* Start Exercise inputs *

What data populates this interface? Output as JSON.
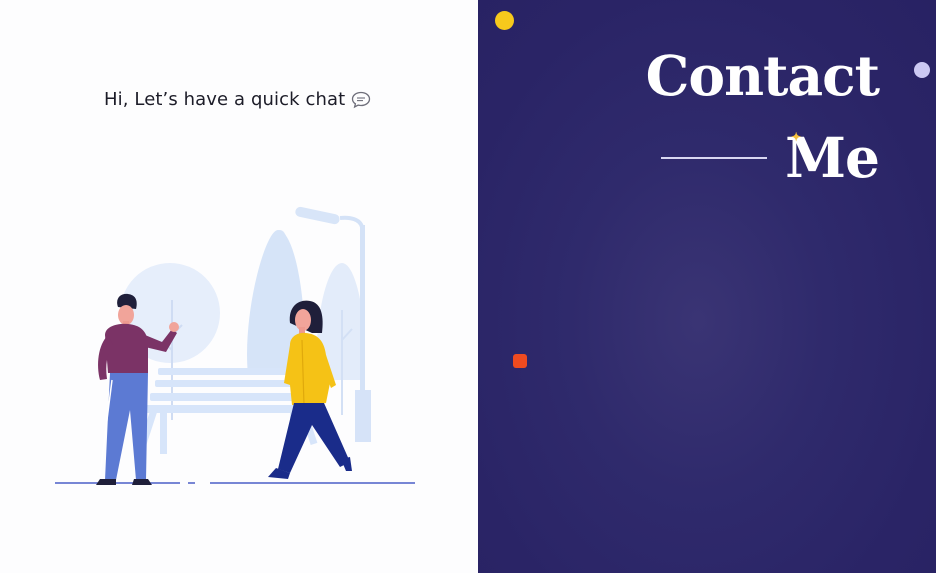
{
  "greeting": {
    "text": "Hi, Let’s have a quick chat",
    "icon": "speech-bubble-icon"
  },
  "illustration": {
    "name": "park-chat-illustration"
  },
  "title": {
    "line1": "Contact",
    "line2": "Me"
  },
  "colors": {
    "panel_bg": "#2b2566",
    "accent_yellow": "#f7c91c",
    "accent_red": "#ef4b20",
    "accent_lavender": "#ccc9f3",
    "title_text": "#ffffff"
  }
}
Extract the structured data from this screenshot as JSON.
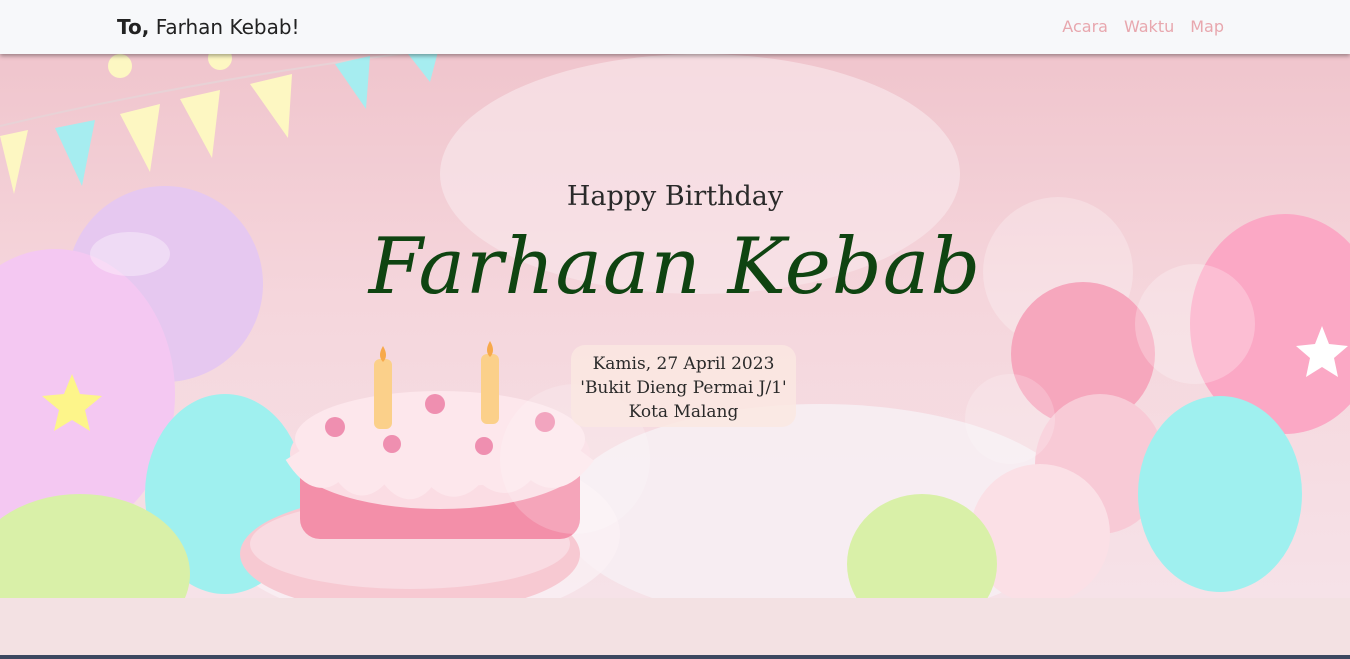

* End Exercise inputs *

Problem details: Exact duplication of all the records is required; pictures are omitted from the copy.

Result:
What data populates this interface? Output as JSON.
{
  "greeting": {
    "text": "Hi, Let’s have a quick chat",
    "icon": "speech-bubble-icon"
  },
  "illustration": {
    "name": "park-chat-illustration"
  },
  "title": {
    "line1": "Contact",
    "line2": "Me"
  },
  "colors": {
    "panel_bg": "#2b2566",
    "accent_yellow": "#f7c91c",
    "accent_red": "#ef4b20",
    "accent_lavender": "#ccc9f3",
    "title_text": "#ffffff"
  }
}
Extract the structured data from this screenshot as JSON.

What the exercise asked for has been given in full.